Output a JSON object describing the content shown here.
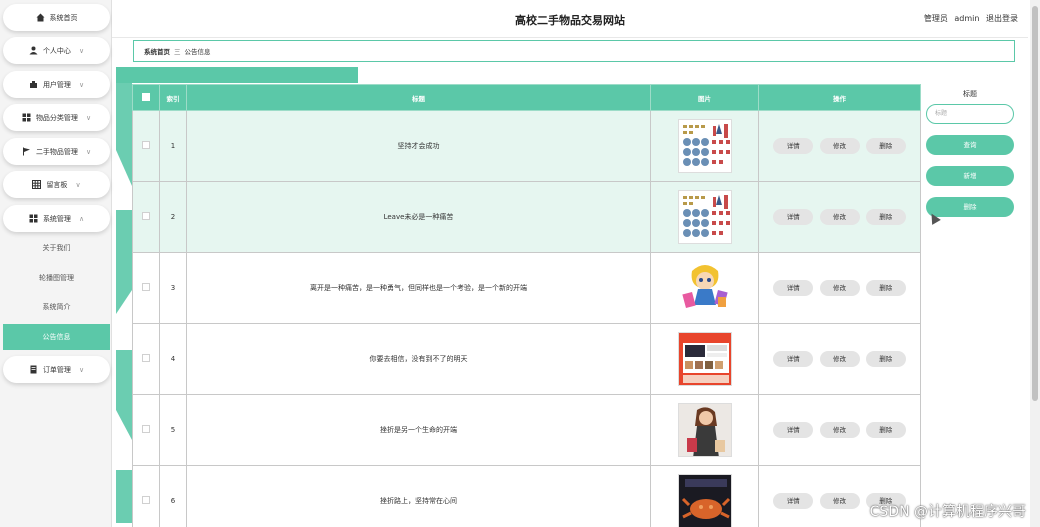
{
  "sidebar": {
    "items": [
      {
        "label": "系统首页",
        "icon": "home-icon",
        "chevron": ""
      },
      {
        "label": "个人中心",
        "icon": "user-icon",
        "chevron": "∨"
      },
      {
        "label": "用户管理",
        "icon": "users-icon",
        "chevron": "∨"
      },
      {
        "label": "物品分类管理",
        "icon": "grid-icon",
        "chevron": "∨"
      },
      {
        "label": "二手物品管理",
        "icon": "flag-icon",
        "chevron": "∨"
      },
      {
        "label": "留言板",
        "icon": "table-icon",
        "chevron": "∨"
      },
      {
        "label": "系统管理",
        "icon": "grid-icon",
        "chevron": "∧"
      }
    ],
    "sub_items": [
      {
        "label": "关于我们"
      },
      {
        "label": "轮播图管理"
      },
      {
        "label": "系统简介"
      },
      {
        "label": "公告信息"
      }
    ],
    "last_item": {
      "label": "订单管理",
      "icon": "doc-icon",
      "chevron": "∨"
    }
  },
  "header": {
    "title": "高校二手物品交易网站",
    "user_role": "管理员",
    "username": "admin",
    "logout": "退出登录"
  },
  "breadcrumb": {
    "home": "系统首页",
    "sep": "三",
    "current": "公告信息"
  },
  "table": {
    "headers": {
      "index": "索引",
      "title": "标题",
      "image": "图片",
      "actions": "操作"
    },
    "buttons": {
      "detail": "详情",
      "edit": "修改",
      "delete": "删除"
    },
    "rows": [
      {
        "index": "1",
        "title": "坚持才会成功",
        "image": "product-grid-image"
      },
      {
        "index": "2",
        "title": "Leave未必是一种痛苦",
        "image": "product-grid-image"
      },
      {
        "index": "3",
        "title": "离开是一种痛苦，是一种勇气，但同样也是一个考验，是一个新的开端",
        "image": "cartoon-shopper-image"
      },
      {
        "index": "4",
        "title": "你要去相信，没有到不了的明天",
        "image": "shopping-app-image"
      },
      {
        "index": "5",
        "title": "挫折是另一个生命的开端",
        "image": "woman-shopping-image"
      },
      {
        "index": "6",
        "title": "挫折路上，坚持常在心间",
        "image": "crab-food-image"
      }
    ]
  },
  "search": {
    "label": "标题",
    "placeholder": "标题",
    "query": "查询",
    "add": "新增",
    "delete": "删除"
  },
  "watermark": "CSDN @计算机程序兴哥",
  "colors": {
    "accent": "#5bc8a8",
    "row_highlight": "#e6f6f0"
  }
}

────────────────────

Wherever "icon" shows up in a line, copy that line.

■ Solved exercise ■
        "icon": "home-icon",
        "icon": "user-icon",
        "icon": "users-icon",
        "icon": "grid-icon",
        "icon": "flag-icon",
        "icon": "table-icon",
        "icon": "grid-icon",
      "icon": "doc-icon",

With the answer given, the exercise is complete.